*** Given information ***

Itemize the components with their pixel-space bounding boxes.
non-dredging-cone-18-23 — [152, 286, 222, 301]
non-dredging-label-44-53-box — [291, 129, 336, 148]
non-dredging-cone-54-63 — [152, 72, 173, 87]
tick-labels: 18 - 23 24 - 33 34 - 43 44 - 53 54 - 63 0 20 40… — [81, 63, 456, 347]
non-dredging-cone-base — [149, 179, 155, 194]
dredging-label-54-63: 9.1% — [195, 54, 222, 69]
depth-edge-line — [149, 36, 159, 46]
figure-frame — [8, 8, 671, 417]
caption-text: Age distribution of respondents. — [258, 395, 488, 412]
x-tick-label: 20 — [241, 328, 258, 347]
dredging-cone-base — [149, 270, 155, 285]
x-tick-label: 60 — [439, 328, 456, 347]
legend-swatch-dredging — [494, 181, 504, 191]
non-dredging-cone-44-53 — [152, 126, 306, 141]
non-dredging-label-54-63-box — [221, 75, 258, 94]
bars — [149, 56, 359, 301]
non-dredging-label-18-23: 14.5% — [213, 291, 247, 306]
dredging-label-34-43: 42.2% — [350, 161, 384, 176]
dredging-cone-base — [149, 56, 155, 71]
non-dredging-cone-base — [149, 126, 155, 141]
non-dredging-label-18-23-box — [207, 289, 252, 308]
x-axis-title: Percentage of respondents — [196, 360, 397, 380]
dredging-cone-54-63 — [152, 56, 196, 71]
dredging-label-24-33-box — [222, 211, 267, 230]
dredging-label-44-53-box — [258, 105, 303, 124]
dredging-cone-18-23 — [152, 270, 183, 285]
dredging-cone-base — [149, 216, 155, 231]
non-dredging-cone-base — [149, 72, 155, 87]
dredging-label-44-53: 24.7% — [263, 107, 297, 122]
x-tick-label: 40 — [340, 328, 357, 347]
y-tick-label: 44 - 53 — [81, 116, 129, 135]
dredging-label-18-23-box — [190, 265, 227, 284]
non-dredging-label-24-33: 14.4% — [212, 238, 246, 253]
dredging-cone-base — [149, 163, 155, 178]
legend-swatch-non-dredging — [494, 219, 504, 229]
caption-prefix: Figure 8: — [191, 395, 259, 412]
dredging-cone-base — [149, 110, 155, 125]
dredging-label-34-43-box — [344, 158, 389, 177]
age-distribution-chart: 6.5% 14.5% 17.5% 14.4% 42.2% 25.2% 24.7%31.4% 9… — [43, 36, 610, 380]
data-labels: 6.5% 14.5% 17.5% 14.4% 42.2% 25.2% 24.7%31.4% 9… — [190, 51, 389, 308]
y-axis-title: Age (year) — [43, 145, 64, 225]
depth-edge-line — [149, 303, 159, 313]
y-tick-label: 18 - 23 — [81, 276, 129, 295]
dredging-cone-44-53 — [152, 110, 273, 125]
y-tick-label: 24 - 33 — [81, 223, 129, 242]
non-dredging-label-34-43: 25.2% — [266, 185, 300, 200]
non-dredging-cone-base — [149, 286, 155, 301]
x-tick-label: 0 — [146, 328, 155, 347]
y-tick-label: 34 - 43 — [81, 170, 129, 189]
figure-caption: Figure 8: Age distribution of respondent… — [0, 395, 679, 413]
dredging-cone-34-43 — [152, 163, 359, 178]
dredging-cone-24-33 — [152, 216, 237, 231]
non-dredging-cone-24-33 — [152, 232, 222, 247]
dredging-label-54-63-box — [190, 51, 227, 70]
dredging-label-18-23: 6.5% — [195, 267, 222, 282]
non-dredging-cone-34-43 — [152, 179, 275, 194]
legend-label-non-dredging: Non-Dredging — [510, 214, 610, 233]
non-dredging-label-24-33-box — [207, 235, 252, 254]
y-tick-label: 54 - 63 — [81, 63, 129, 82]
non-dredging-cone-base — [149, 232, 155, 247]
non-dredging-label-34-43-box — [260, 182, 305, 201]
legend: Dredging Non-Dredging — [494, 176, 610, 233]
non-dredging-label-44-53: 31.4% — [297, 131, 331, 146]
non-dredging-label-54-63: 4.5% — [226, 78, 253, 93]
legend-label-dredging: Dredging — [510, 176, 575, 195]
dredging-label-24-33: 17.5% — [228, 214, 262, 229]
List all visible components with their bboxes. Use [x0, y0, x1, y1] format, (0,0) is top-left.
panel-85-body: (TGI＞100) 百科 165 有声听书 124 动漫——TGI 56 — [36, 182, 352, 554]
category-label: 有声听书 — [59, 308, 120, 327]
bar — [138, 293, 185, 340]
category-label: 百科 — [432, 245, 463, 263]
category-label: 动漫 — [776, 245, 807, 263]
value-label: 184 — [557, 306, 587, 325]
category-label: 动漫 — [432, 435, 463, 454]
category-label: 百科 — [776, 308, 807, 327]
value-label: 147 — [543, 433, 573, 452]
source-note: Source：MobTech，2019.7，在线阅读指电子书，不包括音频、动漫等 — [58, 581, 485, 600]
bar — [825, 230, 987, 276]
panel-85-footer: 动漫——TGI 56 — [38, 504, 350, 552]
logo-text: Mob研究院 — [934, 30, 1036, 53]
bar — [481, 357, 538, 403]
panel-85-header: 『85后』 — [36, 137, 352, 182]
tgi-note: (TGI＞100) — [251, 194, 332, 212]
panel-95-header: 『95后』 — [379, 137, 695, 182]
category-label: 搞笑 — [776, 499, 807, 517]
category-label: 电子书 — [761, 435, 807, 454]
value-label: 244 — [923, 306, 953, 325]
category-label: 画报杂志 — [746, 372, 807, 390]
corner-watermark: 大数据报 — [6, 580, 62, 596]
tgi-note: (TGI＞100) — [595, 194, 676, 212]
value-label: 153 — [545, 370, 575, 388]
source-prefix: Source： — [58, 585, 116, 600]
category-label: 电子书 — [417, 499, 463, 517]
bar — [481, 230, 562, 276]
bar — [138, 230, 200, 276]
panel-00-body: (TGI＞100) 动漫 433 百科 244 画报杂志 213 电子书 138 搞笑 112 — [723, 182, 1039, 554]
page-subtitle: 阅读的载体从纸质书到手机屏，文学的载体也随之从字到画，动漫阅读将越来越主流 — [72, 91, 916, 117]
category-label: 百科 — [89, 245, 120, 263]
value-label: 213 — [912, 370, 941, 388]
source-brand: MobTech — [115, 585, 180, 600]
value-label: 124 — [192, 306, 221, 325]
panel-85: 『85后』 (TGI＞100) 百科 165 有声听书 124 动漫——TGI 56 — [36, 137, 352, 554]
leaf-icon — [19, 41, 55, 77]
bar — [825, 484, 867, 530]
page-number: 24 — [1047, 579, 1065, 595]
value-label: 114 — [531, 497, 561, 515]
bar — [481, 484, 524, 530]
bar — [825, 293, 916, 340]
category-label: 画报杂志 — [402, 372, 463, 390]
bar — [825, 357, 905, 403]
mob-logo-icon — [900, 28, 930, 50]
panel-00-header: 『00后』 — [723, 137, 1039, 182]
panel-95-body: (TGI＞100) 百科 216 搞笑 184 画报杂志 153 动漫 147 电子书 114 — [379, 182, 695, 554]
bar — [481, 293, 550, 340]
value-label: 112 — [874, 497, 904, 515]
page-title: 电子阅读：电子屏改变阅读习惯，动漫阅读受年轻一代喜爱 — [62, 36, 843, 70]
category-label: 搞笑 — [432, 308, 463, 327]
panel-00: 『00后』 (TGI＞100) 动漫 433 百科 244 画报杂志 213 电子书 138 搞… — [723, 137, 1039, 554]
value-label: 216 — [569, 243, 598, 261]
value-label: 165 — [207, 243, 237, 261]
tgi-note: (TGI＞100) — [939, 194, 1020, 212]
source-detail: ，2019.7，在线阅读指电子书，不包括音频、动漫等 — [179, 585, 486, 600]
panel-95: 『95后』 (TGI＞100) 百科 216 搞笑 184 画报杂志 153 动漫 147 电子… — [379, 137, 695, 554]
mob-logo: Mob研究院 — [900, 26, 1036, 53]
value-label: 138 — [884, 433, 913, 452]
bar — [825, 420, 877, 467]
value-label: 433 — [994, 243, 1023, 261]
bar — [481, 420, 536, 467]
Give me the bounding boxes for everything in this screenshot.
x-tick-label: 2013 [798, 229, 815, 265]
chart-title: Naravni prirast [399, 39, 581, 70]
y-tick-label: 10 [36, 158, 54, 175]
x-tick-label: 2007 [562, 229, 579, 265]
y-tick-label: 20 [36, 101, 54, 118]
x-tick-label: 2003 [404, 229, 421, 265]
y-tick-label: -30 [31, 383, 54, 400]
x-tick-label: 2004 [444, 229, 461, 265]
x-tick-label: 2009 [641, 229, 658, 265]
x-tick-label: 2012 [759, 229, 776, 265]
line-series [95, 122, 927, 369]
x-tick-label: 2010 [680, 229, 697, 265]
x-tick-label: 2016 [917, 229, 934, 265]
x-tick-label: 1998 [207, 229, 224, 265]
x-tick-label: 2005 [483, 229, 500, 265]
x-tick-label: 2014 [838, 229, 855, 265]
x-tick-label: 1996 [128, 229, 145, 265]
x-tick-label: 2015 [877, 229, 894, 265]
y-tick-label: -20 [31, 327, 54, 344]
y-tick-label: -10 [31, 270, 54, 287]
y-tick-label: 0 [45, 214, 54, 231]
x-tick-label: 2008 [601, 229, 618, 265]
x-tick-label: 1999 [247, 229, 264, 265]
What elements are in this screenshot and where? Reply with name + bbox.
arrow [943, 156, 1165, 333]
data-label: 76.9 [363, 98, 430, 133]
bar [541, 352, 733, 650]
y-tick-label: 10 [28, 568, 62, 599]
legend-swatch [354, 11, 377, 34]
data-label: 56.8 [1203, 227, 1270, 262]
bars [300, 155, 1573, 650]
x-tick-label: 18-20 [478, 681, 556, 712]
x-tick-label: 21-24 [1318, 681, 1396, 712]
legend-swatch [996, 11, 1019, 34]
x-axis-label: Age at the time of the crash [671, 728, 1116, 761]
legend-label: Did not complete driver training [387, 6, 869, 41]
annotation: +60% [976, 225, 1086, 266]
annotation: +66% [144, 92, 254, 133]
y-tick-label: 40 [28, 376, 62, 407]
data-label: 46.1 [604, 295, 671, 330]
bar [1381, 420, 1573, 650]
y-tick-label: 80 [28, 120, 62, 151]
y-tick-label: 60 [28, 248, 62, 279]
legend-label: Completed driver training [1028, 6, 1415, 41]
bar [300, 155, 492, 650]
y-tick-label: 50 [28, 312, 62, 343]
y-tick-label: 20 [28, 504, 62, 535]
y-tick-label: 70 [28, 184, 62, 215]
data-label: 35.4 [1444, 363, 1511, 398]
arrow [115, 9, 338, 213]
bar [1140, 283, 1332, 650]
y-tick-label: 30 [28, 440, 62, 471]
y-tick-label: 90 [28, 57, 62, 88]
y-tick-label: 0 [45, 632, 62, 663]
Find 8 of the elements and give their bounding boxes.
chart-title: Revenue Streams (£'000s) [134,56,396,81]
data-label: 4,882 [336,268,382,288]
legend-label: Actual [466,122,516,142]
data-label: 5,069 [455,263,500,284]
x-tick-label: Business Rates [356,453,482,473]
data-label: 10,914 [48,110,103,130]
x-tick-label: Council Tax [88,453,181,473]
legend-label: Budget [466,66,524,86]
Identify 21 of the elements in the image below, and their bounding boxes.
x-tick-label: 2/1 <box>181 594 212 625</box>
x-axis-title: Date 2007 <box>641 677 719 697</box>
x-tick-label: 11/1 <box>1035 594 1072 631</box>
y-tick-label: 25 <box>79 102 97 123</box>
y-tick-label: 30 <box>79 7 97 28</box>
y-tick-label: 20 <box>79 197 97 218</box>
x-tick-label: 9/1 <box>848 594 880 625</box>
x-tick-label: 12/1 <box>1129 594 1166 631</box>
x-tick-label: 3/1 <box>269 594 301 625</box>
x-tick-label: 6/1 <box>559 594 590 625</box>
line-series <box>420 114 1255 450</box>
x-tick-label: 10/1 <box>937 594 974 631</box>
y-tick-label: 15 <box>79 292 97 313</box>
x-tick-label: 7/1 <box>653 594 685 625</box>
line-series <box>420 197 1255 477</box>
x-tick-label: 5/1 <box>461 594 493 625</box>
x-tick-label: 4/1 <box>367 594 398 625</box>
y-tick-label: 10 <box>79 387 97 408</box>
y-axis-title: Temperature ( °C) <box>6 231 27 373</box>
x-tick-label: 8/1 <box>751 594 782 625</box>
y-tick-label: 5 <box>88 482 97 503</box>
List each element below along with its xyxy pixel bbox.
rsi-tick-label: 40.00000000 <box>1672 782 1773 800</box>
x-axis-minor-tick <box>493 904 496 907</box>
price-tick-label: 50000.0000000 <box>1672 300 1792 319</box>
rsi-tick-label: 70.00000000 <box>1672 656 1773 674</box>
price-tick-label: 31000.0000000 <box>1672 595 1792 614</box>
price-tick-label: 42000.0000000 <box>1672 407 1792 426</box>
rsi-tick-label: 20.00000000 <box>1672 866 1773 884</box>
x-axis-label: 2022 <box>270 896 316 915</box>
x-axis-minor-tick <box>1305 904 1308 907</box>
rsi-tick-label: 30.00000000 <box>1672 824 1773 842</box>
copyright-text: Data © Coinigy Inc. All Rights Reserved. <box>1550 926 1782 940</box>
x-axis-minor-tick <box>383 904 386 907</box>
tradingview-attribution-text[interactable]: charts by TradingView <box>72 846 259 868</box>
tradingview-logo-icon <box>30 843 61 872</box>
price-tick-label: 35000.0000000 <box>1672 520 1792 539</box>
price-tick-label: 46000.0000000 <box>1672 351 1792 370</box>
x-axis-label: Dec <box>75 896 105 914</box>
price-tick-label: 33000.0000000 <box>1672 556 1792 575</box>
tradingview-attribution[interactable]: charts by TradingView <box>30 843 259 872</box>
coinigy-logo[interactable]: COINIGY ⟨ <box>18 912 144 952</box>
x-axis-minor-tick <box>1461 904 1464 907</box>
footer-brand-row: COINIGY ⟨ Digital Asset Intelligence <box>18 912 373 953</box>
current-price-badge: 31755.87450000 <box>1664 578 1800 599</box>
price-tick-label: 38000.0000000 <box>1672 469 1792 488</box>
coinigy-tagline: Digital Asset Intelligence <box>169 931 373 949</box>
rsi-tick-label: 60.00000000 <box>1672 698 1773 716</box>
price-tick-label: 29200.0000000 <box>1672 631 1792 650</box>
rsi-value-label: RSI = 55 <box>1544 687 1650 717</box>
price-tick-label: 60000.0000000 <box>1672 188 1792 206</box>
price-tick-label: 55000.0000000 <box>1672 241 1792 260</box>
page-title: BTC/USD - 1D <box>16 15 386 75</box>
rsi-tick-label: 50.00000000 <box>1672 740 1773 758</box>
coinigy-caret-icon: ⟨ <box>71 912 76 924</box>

***

- _Problem to solve_: Reproduce the material above word for word, starting with its first line and going on through the line that contains "dredging-cone-44-53 — [152, 110, 273, 125]", with both of those lines included.

- _Solution to the problem_:
Itemize the components with their pixel-space bounding boxes.
non-dredging-cone-18-23 — [152, 286, 222, 301]
non-dredging-label-44-53-box — [291, 129, 336, 148]
non-dredging-cone-54-63 — [152, 72, 173, 87]
tick-labels: 18 - 23 24 - 33 34 - 43 44 - 53 54 - 63 0 20 40… — [81, 63, 456, 347]
non-dredging-cone-base — [149, 179, 155, 194]
dredging-label-54-63: 9.1% — [195, 54, 222, 69]
depth-edge-line — [149, 36, 159, 46]
figure-frame — [8, 8, 671, 417]
caption-text: Age distribution of respondents. — [258, 395, 488, 412]
x-tick-label: 20 — [241, 328, 258, 347]
dredging-cone-base — [149, 270, 155, 285]
x-tick-label: 60 — [439, 328, 456, 347]
legend-swatch-dredging — [494, 181, 504, 191]
non-dredging-cone-44-53 — [152, 126, 306, 141]
non-dredging-label-54-63-box — [221, 75, 258, 94]
bars — [149, 56, 359, 301]
non-dredging-label-18-23: 14.5% — [213, 291, 247, 306]
dredging-label-34-43: 42.2% — [350, 161, 384, 176]
dredging-cone-base — [149, 56, 155, 71]
non-dredging-cone-base — [149, 126, 155, 141]
non-dredging-label-18-23-box — [207, 289, 252, 308]
x-axis-title: Percentage of respondents — [196, 360, 397, 380]
dredging-cone-54-63 — [152, 56, 196, 71]
dredging-label-24-33-box — [222, 211, 267, 230]
dredging-label-44-53-box — [258, 105, 303, 124]
dredging-cone-18-23 — [152, 270, 183, 285]
dredging-cone-base — [149, 216, 155, 231]
non-dredging-cone-base — [149, 72, 155, 87]
dredging-label-44-53: 24.7% — [263, 107, 297, 122]
x-tick-label: 40 — [340, 328, 357, 347]
y-tick-label: 44 - 53 — [81, 116, 129, 135]
dredging-label-18-23-box — [190, 265, 227, 284]
non-dredging-label-24-33: 14.4% — [212, 238, 246, 253]
dredging-cone-base — [149, 163, 155, 178]
legend-swatch-non-dredging — [494, 219, 504, 229]
caption-prefix: Figure 8: — [191, 395, 259, 412]
dredging-cone-base — [149, 110, 155, 125]
dredging-label-34-43-box — [344, 158, 389, 177]
age-distribution-chart: 6.5% 14.5% 17.5% 14.4% 42.2% 25.2% 24.7%31.4% 9… — [43, 36, 610, 380]
data-labels: 6.5% 14.5% 17.5% 14.4% 42.2% 25.2% 24.7%31.4% 9… — [190, 51, 389, 308]
y-axis-title: Age (year) — [43, 145, 64, 225]
depth-edge-line — [149, 303, 159, 313]
y-tick-label: 18 - 23 — [81, 276, 129, 295]
dredging-cone-44-53 — [152, 110, 273, 125]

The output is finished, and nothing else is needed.